__Task to complete__
Every line that contains the word "CRUD" should be copied.

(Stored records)

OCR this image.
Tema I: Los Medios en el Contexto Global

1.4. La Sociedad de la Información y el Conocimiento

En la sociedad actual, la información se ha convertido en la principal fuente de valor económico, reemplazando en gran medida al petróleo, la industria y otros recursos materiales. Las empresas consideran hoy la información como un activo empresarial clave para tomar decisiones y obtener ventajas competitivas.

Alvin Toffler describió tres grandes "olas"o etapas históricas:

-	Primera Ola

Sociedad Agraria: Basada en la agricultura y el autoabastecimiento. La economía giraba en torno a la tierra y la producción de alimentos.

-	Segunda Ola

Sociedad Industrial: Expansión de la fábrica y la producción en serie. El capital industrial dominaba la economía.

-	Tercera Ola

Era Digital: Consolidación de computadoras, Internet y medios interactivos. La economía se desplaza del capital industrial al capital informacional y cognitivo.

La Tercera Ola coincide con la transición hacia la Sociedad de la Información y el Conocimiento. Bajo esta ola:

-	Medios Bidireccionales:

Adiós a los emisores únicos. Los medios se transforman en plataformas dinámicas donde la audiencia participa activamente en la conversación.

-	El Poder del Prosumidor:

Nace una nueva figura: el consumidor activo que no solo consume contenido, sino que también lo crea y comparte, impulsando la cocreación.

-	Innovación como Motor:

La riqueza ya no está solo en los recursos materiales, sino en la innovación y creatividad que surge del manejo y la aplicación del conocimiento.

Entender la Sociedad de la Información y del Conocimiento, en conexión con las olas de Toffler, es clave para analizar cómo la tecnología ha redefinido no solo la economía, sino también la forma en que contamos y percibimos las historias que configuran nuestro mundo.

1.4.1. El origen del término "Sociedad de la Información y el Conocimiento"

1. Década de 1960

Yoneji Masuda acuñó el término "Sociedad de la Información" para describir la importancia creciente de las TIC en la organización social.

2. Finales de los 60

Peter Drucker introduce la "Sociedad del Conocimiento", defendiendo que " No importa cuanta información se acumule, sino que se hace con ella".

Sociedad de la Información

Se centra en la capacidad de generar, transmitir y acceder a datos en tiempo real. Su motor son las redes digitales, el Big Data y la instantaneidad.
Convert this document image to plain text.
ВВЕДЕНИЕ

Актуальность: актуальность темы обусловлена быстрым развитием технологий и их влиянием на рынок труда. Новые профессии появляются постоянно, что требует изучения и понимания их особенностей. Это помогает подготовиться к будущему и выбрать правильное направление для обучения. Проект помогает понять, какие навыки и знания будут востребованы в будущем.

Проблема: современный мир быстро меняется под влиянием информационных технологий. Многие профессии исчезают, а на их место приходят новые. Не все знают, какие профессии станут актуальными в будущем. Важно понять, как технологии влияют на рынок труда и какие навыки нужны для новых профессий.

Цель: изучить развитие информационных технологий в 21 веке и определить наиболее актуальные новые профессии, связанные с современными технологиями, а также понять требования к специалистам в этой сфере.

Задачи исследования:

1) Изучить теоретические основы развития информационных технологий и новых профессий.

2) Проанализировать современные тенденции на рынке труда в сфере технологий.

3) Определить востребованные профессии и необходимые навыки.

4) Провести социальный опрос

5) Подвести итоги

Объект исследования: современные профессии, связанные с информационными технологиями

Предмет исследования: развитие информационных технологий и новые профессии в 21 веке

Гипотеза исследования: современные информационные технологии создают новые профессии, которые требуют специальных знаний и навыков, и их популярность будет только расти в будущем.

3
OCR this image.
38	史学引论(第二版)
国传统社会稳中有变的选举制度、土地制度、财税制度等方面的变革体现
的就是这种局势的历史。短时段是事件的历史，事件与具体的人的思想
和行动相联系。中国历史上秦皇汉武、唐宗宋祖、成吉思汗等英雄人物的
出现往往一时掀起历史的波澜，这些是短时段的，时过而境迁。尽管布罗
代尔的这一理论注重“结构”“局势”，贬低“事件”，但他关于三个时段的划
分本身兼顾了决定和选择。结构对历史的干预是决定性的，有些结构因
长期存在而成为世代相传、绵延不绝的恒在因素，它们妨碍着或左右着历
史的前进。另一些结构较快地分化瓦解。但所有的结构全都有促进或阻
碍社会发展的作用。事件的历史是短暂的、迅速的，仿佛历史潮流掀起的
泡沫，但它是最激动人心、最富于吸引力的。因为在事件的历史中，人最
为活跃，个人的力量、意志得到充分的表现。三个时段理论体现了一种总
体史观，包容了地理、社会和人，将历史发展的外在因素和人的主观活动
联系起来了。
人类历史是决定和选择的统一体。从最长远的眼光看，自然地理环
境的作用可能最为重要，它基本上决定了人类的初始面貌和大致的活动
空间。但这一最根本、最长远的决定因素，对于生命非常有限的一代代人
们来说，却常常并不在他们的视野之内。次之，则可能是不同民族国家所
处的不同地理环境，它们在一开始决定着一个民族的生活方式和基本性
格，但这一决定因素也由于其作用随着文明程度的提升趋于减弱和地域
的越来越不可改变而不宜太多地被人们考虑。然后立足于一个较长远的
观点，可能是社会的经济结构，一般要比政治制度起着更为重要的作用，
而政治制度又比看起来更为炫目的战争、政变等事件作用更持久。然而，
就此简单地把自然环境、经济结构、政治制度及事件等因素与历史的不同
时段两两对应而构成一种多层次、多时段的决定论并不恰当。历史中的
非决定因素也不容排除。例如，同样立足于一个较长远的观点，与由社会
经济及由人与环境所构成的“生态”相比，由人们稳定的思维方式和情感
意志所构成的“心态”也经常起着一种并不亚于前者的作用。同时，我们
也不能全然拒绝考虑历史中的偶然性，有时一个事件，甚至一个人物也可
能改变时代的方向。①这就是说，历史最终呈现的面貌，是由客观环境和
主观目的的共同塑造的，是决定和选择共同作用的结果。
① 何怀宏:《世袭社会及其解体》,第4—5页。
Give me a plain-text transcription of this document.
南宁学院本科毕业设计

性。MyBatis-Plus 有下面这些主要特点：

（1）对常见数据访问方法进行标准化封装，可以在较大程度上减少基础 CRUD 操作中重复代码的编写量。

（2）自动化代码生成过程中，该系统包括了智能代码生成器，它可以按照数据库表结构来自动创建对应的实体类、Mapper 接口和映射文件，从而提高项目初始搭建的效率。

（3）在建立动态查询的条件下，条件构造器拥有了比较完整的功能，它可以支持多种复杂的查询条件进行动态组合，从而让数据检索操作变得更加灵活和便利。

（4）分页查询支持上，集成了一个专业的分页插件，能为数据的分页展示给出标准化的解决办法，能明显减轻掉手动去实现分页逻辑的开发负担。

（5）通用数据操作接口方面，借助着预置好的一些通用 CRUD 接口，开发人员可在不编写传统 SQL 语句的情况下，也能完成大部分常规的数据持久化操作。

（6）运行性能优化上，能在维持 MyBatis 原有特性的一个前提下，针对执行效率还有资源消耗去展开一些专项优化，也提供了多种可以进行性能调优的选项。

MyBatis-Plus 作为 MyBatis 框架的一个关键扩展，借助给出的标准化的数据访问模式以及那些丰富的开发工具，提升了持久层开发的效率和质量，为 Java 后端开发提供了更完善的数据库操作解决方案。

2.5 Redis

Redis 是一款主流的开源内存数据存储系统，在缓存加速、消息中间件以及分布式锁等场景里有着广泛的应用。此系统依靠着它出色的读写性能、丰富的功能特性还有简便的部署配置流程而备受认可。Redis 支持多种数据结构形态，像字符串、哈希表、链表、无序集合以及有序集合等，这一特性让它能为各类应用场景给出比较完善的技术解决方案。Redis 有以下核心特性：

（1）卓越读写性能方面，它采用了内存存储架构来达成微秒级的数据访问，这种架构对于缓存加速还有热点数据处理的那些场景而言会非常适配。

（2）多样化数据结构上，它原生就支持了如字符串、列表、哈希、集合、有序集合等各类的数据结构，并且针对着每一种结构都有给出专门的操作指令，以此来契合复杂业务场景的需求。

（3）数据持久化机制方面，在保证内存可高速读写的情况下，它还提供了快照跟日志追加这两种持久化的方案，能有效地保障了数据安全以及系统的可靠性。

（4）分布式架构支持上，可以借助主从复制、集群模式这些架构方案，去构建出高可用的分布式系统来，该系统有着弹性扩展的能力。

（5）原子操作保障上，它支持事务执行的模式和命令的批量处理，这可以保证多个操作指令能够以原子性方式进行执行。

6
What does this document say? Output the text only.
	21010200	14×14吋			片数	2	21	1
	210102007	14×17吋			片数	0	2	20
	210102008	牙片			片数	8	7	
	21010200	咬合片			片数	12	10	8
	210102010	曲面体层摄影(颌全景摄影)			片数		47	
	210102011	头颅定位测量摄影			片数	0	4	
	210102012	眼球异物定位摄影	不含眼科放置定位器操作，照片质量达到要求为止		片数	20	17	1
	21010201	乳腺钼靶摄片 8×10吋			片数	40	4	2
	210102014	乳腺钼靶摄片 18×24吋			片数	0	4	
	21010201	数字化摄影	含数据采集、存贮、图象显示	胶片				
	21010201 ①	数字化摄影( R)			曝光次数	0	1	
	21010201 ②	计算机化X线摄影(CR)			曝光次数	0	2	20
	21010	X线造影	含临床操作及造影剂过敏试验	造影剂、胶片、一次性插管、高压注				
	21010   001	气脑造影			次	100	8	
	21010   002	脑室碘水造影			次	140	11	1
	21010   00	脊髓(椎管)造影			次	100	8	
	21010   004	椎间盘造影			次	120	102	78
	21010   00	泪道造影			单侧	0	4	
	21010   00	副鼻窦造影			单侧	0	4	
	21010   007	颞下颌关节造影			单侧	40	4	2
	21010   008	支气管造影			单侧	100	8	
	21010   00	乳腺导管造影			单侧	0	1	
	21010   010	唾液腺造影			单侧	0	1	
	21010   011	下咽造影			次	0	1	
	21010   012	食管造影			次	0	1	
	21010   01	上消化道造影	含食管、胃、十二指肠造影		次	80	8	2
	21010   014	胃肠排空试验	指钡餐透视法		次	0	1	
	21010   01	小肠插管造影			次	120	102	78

__Problem solution__
（1）对常见数据访问方法进行标准化封装，可以在较大程度上减少基础 CRUD 操作中重复代码的编写量。
（5）通用数据操作接口方面，借助着预置好的一些通用 CRUD 接口，开发人员可在不编写传统 SQL 语句的情况下，也能完成大部分常规的数据持久化操作。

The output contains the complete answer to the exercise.